■ Instructions to follow
Copy only what runs from the line containing "Read out every word on this page." through the end of the material below, line for line, with both ends included.

■ Exercise inputs
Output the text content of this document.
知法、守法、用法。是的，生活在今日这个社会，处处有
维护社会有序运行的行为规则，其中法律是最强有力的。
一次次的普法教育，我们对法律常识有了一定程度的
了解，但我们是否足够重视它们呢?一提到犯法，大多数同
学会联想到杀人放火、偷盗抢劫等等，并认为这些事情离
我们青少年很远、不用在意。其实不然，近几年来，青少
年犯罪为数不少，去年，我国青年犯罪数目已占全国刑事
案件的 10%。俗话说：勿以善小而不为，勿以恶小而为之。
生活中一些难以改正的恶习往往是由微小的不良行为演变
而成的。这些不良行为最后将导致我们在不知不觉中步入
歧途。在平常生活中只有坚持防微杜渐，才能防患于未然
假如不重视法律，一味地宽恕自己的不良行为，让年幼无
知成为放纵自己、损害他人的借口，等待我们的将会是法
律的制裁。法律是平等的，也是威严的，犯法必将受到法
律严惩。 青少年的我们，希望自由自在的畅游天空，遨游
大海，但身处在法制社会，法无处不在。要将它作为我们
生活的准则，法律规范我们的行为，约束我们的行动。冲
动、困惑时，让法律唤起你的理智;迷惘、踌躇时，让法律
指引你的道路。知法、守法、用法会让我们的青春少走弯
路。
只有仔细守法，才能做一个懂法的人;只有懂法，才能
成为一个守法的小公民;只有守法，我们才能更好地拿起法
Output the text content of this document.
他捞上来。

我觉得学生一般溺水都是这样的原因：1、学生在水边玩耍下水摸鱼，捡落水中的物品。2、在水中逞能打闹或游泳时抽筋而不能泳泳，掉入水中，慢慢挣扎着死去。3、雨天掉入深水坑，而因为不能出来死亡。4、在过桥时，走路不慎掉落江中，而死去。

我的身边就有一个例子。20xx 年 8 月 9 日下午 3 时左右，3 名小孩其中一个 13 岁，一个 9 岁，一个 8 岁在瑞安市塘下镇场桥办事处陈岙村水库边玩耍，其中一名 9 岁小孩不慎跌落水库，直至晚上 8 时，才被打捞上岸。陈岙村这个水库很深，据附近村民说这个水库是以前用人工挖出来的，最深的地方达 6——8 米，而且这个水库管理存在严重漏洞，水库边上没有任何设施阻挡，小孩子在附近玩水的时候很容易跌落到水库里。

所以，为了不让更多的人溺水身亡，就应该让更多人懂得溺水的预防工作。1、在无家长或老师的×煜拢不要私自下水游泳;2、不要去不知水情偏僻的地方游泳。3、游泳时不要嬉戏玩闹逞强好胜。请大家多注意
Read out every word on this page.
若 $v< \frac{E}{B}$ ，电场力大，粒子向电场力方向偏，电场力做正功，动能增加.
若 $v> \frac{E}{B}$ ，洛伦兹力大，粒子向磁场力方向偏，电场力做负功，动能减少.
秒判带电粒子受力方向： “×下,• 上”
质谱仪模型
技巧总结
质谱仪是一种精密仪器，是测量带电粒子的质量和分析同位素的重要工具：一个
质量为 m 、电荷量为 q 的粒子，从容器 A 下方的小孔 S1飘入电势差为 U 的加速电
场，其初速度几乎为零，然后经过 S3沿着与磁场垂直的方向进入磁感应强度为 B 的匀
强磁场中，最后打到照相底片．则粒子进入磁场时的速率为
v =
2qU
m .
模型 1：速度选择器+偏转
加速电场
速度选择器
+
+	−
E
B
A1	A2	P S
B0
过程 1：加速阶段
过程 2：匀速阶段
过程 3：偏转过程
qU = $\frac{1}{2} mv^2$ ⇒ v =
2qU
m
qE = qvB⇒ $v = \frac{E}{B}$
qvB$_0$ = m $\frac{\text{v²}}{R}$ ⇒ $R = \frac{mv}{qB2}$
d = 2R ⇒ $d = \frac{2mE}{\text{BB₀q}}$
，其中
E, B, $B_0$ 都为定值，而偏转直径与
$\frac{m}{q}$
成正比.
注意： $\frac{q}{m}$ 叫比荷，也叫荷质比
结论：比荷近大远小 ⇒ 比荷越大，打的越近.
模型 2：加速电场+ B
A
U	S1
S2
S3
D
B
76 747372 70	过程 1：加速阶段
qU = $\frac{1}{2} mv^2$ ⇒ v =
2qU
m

■ Exercise result
Read out every word on this page.
若 $v< \frac{E}{B}$ ，电场力大，粒子向电场力方向偏，电场力做正功，动能增加.
若 $v> \frac{E}{B}$ ，洛伦兹力大，粒子向磁场力方向偏，电场力做负功，动能减少.
秒判带电粒子受力方向： “×下,• 上”
质谱仪模型
技巧总结
质谱仪是一种精密仪器，是测量带电粒子的质量和分析同位素的重要工具：一个
质量为 m 、电荷量为 q 的粒子，从容器 A 下方的小孔 S1飘入电势差为 U 的加速电
场，其初速度几乎为零，然后经过 S3沿着与磁场垂直的方向进入磁感应强度为 B 的匀
强磁场中，最后打到照相底片．则粒子进入磁场时的速率为
v =
2qU
m .
模型 1：速度选择器+偏转
加速电场
速度选择器
+
+	−
E
B
A1	A2	P S
B0
过程 1：加速阶段
过程 2：匀速阶段
过程 3：偏转过程
qU = $\frac{1}{2} mv^2$ ⇒ v =
2qU
m
qE = qvB⇒ $v = \frac{E}{B}$
qvB$_0$ = m $\frac{\text{v²}}{R}$ ⇒ $R = \frac{mv}{qB2}$
d = 2R ⇒ $d = \frac{2mE}{\text{BB₀q}}$
，其中
E, B, $B_0$ 都为定值，而偏转直径与
$\frac{m}{q}$
成正比.
注意： $\frac{q}{m}$ 叫比荷，也叫荷质比
结论：比荷近大远小 ⇒ 比荷越大，打的越近.
模型 2：加速电场+ B
A
U	S1
S2
S3
D
B
76 747372 70	过程 1：加速阶段
qU = $\frac{1}{2} mv^2$ ⇒ v =
2qU
m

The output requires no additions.